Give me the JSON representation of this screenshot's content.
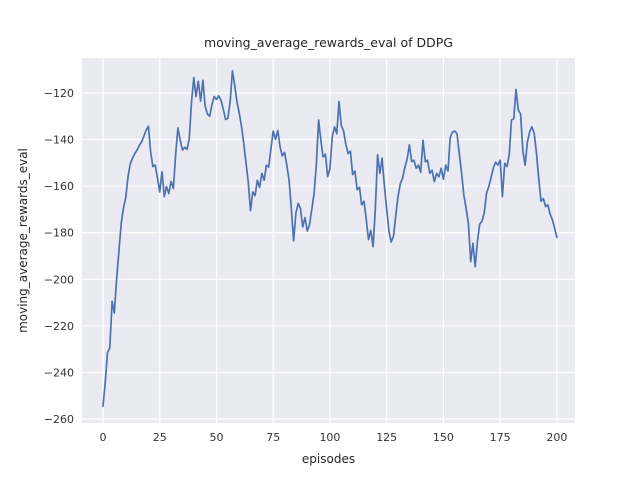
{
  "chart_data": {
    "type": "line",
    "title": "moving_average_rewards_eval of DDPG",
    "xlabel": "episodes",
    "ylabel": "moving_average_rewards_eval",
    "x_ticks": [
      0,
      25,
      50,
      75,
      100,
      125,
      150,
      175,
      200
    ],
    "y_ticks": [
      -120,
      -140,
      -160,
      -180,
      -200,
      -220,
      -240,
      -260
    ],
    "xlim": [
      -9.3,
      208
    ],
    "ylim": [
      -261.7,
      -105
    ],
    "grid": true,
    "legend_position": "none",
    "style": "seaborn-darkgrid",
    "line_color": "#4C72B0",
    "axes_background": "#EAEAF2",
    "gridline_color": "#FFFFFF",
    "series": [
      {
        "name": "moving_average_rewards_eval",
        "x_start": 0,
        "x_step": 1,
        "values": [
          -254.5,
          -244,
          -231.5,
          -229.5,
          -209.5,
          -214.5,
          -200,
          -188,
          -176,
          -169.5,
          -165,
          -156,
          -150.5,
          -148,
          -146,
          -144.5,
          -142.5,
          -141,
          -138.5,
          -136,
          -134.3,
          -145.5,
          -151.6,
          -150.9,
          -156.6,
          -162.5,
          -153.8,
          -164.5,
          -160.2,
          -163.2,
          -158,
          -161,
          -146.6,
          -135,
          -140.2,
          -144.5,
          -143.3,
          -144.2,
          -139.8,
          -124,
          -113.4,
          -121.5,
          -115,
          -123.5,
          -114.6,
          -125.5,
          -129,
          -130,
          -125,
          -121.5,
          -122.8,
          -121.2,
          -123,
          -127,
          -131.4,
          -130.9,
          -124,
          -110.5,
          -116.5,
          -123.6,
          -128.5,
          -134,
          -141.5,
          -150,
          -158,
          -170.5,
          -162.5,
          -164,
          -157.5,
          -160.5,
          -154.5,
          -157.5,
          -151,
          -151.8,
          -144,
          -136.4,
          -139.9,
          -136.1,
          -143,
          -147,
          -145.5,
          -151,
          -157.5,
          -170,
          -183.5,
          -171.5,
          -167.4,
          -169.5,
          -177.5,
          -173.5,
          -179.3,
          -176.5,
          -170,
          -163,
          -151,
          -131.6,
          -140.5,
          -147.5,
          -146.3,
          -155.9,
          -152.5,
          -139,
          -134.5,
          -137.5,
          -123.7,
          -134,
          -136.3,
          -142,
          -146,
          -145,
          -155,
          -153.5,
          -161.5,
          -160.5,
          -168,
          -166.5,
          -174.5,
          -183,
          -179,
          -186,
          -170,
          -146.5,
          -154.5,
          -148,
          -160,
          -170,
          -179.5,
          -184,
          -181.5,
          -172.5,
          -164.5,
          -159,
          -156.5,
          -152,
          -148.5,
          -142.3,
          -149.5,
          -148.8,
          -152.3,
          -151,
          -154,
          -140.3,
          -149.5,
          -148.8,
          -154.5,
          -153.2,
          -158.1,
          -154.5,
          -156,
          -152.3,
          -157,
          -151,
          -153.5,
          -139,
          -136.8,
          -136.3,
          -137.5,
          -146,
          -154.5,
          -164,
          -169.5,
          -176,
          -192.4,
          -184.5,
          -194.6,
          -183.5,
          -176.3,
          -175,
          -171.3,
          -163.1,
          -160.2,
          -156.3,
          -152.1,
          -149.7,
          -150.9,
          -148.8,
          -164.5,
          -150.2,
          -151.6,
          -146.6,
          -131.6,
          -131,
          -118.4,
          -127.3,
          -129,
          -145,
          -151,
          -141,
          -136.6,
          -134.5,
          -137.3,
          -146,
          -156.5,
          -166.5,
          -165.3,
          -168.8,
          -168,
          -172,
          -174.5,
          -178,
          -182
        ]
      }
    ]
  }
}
....
— Stated task —
Drop the pictures and reproduce the rest of the entries above exactly.

— Answer to the problem —
Give me the JSON representation of this screenshot's content.
{
  "chart_data": {
    "type": "line",
    "title": "moving_average_rewards_eval of DDPG",
    "xlabel": "episodes",
    "ylabel": "moving_average_rewards_eval",
    "x_ticks": [
      0,
      25,
      50,
      75,
      100,
      125,
      150,
      175,
      200
    ],
    "y_ticks": [
      -120,
      -140,
      -160,
      -180,
      -200,
      -220,
      -240,
      -260
    ],
    "xlim": [
      -9.3,
      208
    ],
    "ylim": [
      -261.7,
      -105
    ],
    "grid": true,
    "legend_position": "none",
    "style": "seaborn-darkgrid",
    "line_color": "#4C72B0",
    "axes_background": "#EAEAF2",
    "gridline_color": "#FFFFFF",
    "series": [
      {
        "name": "moving_average_rewards_eval",
        "x_start": 0,
        "x_step": 1,
        "values": [
          -254.5,
          -244,
          -231.5,
          -229.5,
          -209.5,
          -214.5,
          -200,
          -188,
          -176,
          -169.5,
          -165,
          -156,
          -150.5,
          -148,
          -146,
          -144.5,
          -142.5,
          -141,
          -138.5,
          -136,
          -134.3,
          -145.5,
          -151.6,
          -150.9,
          -156.6,
          -162.5,
          -153.8,
          -164.5,
          -160.2,
          -163.2,
          -158,
          -161,
          -146.6,
          -135,
          -140.2,
          -144.5,
          -143.3,
          -144.2,
          -139.8,
          -124,
          -113.4,
          -121.5,
          -115,
          -123.5,
          -114.6,
          -125.5,
          -129,
          -130,
          -125,
          -121.5,
          -122.8,
          -121.2,
          -123,
          -127,
          -131.4,
          -130.9,
          -124,
          -110.5,
          -116.5,
          -123.6,
          -128.5,
          -134,
          -141.5,
          -150,
          -158,
          -170.5,
          -162.5,
          -164,
          -157.5,
          -160.5,
          -154.5,
          -157.5,
          -151,
          -151.8,
          -144,
          -136.4,
          -139.9,
          -136.1,
          -143,
          -147,
          -145.5,
          -151,
          -157.5,
          -170,
          -183.5,
          -171.5,
          -167.4,
          -169.5,
          -177.5,
          -173.5,
          -179.3,
          -176.5,
          -170,
          -163,
          -151,
          -131.6,
          -140.5,
          -147.5,
          -146.3,
          -155.9,
          -152.5,
          -139,
          -134.5,
          -137.5,
          -123.7,
          -134,
          -136.3,
          -142,
          -146,
          -145,
          -155,
          -153.5,
          -161.5,
          -160.5,
          -168,
          -166.5,
          -174.5,
          -183,
          -179,
          -186,
          -170,
          -146.5,
          -154.5,
          -148,
          -160,
          -170,
          -179.5,
          -184,
          -181.5,
          -172.5,
          -164.5,
          -159,
          -156.5,
          -152,
          -148.5,
          -142.3,
          -149.5,
          -148.8,
          -152.3,
          -151,
          -154,
          -140.3,
          -149.5,
          -148.8,
          -154.5,
          -153.2,
          -158.1,
          -154.5,
          -156,
          -152.3,
          -157,
          -151,
          -153.5,
          -139,
          -136.8,
          -136.3,
          -137.5,
          -146,
          -154.5,
          -164,
          -169.5,
          -176,
          -192.4,
          -184.5,
          -194.6,
          -183.5,
          -176.3,
          -175,
          -171.3,
          -163.1,
          -160.2,
          -156.3,
          -152.1,
          -149.7,
          -150.9,
          -148.8,
          -164.5,
          -150.2,
          -151.6,
          -146.6,
          -131.6,
          -131,
          -118.4,
          -127.3,
          -129,
          -145,
          -151,
          -141,
          -136.6,
          -134.5,
          -137.3,
          -146,
          -156.5,
          -166.5,
          -165.3,
          -168.8,
          -168,
          -172,
          -174.5,
          -178,
          -182
        ]
      }
    ]
  }
}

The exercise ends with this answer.